:: Required task ::
Look through the material below, count the lines containing the word "Open", and state only the count.

::::

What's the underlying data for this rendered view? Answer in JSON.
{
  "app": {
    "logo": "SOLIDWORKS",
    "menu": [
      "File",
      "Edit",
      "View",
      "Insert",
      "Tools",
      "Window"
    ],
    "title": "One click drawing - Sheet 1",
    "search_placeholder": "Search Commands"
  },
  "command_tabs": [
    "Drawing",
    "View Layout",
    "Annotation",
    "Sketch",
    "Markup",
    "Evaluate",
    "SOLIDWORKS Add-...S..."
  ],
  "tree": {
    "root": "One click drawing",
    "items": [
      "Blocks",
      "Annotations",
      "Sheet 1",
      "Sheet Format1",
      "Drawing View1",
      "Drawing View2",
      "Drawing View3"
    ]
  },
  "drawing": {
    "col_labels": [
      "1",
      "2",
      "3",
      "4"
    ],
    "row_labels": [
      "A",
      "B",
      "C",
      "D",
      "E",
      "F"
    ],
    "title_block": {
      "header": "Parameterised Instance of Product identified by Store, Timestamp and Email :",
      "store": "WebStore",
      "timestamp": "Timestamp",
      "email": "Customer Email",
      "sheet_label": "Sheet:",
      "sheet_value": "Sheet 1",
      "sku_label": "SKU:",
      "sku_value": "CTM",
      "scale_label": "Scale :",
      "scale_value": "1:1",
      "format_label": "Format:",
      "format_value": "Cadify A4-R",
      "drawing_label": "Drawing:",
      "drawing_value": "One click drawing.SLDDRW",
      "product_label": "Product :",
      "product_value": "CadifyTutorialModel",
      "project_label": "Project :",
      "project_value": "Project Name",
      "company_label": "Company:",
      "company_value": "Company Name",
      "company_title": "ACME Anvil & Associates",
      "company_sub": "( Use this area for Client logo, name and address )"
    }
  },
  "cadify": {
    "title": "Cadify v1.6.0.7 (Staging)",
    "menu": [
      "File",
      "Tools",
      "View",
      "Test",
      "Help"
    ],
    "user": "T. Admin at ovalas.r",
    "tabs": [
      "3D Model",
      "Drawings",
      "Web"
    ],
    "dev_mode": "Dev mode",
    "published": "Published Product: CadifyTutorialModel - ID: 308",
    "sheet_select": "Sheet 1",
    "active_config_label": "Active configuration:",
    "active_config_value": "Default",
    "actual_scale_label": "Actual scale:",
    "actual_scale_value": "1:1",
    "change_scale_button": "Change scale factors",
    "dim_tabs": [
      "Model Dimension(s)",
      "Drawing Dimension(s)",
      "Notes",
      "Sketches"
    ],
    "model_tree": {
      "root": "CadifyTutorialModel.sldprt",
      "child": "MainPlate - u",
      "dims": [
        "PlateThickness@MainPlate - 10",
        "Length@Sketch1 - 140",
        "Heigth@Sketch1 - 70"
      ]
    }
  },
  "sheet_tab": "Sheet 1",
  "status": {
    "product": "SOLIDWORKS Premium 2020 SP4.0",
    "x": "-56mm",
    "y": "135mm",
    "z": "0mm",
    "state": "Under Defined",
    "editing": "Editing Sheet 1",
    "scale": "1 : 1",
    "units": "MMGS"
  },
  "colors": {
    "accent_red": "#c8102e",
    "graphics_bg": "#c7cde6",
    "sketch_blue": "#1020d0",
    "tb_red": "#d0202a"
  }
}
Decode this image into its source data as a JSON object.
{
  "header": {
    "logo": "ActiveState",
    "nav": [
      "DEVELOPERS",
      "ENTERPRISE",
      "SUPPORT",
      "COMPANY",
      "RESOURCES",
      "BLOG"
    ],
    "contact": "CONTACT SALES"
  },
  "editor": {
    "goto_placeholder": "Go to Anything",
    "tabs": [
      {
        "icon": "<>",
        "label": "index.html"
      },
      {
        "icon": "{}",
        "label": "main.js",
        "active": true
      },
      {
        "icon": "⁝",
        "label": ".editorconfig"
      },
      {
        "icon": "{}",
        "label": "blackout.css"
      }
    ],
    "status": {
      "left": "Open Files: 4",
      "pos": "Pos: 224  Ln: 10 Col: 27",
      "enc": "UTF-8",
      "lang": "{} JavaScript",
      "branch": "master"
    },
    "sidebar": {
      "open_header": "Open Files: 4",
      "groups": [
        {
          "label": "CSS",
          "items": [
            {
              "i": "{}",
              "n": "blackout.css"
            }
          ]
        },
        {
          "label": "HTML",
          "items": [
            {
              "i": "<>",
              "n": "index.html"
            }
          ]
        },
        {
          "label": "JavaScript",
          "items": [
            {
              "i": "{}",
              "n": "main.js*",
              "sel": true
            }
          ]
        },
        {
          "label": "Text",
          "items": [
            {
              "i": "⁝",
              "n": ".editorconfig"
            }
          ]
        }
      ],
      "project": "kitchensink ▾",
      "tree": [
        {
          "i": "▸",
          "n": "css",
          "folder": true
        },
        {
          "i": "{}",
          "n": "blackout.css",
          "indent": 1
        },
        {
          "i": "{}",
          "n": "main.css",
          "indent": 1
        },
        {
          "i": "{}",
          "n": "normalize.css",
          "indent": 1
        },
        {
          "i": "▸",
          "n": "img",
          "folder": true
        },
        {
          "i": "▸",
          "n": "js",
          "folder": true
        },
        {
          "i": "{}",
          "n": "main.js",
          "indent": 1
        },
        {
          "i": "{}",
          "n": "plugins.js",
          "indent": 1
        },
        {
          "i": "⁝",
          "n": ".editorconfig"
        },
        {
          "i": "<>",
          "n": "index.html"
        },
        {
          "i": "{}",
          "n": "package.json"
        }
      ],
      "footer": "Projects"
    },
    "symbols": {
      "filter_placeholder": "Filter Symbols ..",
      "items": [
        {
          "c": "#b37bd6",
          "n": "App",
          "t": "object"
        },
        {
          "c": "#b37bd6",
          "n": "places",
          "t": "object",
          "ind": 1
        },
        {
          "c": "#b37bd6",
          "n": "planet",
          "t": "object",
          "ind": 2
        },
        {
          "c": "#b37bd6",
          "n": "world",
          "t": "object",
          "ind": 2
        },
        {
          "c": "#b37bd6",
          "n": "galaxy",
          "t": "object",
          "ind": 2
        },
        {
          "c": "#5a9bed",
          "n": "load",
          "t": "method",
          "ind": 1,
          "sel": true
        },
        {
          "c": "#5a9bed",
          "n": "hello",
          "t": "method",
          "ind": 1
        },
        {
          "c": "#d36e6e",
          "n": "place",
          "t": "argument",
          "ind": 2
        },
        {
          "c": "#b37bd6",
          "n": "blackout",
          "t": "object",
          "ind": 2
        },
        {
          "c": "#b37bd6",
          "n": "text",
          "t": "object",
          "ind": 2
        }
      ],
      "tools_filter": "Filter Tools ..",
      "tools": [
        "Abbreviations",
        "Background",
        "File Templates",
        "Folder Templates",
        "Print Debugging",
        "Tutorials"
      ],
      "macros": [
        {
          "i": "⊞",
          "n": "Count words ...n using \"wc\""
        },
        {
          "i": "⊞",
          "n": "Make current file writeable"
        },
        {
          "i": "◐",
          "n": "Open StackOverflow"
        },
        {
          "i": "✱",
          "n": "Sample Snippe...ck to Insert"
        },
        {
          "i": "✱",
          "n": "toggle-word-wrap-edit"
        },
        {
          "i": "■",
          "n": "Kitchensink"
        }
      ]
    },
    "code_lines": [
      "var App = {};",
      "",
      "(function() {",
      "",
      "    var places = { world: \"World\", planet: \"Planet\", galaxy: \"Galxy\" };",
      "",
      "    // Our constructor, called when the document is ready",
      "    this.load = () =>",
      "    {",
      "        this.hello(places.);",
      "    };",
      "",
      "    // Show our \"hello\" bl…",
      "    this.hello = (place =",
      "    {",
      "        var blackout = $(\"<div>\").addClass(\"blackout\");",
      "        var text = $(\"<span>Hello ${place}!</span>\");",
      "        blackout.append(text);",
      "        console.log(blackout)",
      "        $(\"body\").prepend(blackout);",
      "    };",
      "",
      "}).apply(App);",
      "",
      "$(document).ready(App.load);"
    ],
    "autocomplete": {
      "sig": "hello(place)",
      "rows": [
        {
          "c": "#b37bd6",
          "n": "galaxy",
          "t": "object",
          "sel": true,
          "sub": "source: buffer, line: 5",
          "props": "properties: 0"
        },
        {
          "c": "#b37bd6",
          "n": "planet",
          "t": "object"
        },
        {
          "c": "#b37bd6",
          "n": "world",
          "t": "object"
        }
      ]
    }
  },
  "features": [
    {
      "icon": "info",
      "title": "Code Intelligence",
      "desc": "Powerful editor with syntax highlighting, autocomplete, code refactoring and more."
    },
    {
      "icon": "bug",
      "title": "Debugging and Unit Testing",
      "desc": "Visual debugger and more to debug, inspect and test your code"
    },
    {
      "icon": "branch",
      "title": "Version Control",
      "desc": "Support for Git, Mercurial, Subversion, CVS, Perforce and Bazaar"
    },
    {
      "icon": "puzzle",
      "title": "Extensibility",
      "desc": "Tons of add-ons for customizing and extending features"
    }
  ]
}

::::

:: Expected answer ::
3